» **Stated task**
Retype every line of the records below without any changes, and leave the pictures out of your copy.

» **Data**
-- -- --
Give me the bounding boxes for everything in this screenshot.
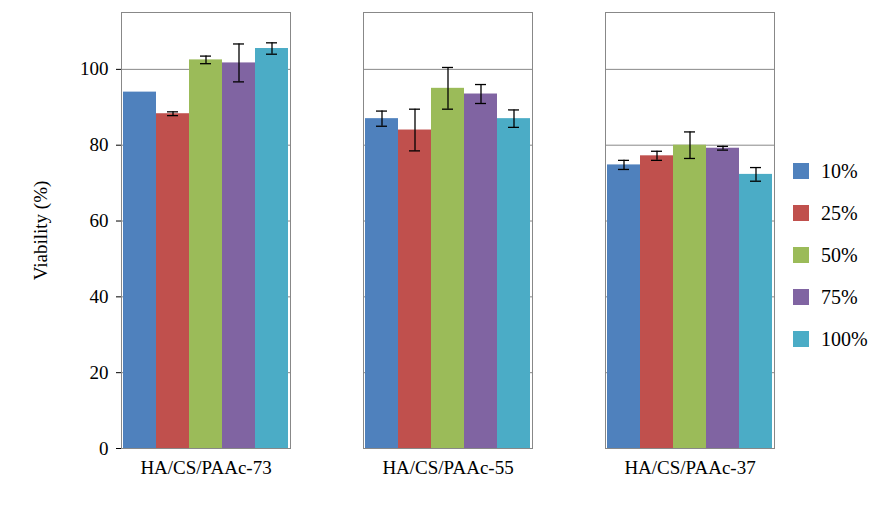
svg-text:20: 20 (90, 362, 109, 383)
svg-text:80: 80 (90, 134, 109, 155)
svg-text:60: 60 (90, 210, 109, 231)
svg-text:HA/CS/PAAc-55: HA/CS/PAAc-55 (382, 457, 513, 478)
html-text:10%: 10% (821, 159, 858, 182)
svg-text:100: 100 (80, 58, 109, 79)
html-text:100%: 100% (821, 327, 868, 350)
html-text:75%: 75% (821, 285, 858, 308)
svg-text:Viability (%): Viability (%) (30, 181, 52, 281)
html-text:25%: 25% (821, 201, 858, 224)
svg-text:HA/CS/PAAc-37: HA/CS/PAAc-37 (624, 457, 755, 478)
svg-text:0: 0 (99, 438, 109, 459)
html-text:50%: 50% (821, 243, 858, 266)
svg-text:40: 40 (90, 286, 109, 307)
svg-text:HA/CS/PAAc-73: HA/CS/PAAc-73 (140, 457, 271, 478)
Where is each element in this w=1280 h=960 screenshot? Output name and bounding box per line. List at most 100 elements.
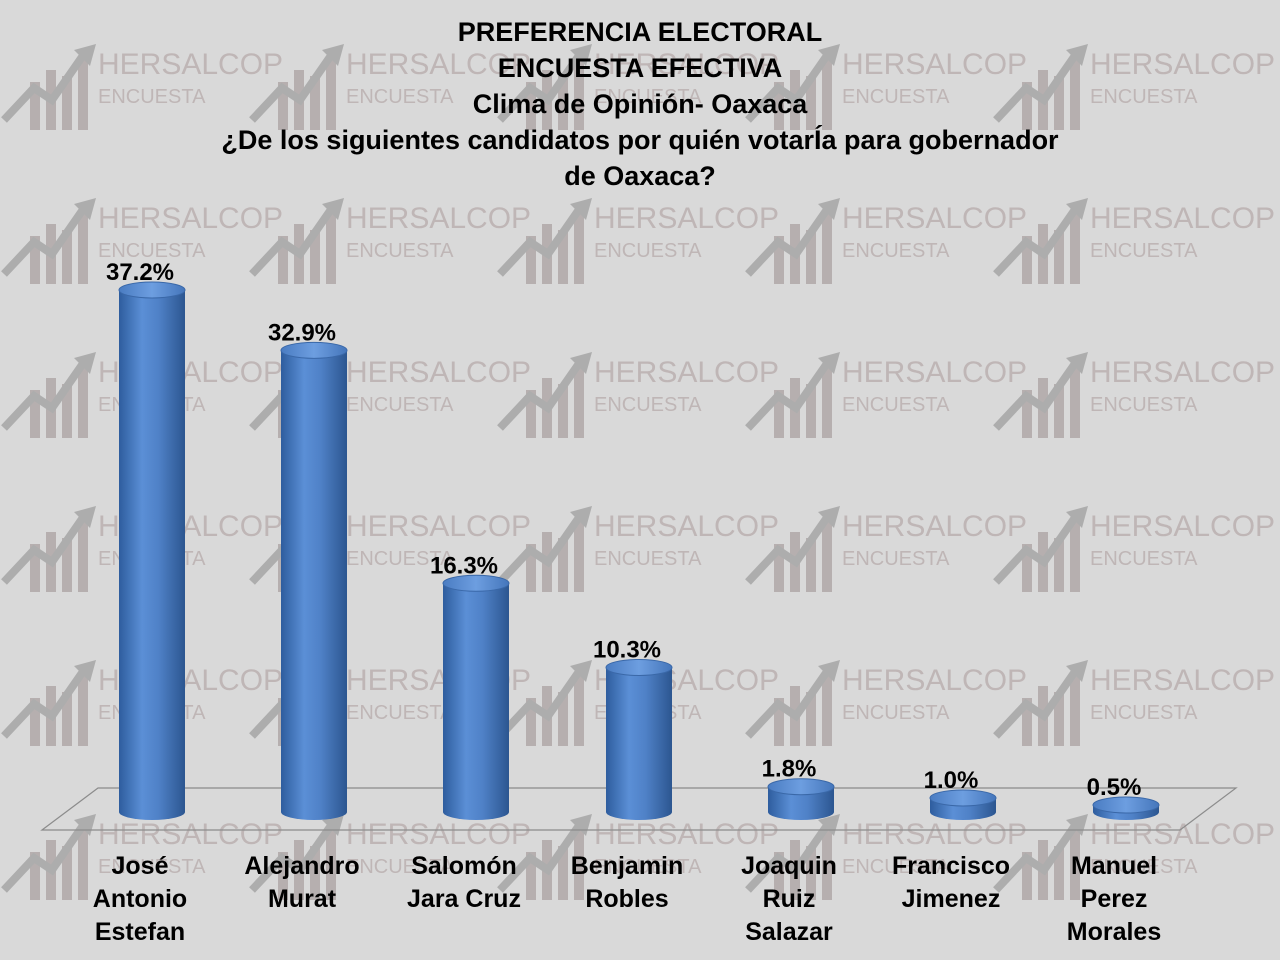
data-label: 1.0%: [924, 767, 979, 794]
-- -- --
» **Final result**
Give me the bounding boxes for everything in this screenshot.
svg-text:20: 20 (90, 362, 109, 383)
svg-text:80: 80 (90, 134, 109, 155)
svg-text:60: 60 (90, 210, 109, 231)
svg-text:HA/CS/PAAc-55: HA/CS/PAAc-55 (382, 457, 513, 478)
html-text:10%: 10% (821, 159, 858, 182)
svg-text:100: 100 (80, 58, 109, 79)
html-text:100%: 100% (821, 327, 868, 350)
html-text:75%: 75% (821, 285, 858, 308)
svg-text:Viability (%): Viability (%) (30, 181, 52, 281)
html-text:25%: 25% (821, 201, 858, 224)
svg-text:HA/CS/PAAc-37: HA/CS/PAAc-37 (624, 457, 755, 478)
svg-text:0: 0 (99, 438, 109, 459)
html-text:50%: 50% (821, 243, 858, 266)
svg-text:40: 40 (90, 286, 109, 307)
svg-text:HA/CS/PAAc-73: HA/CS/PAAc-73 (140, 457, 271, 478)
Where is each element in this w=1280 h=960 screenshot? Output name and bounding box per line. List at most 100 elements.
data-label: 1.0%: [924, 767, 979, 794]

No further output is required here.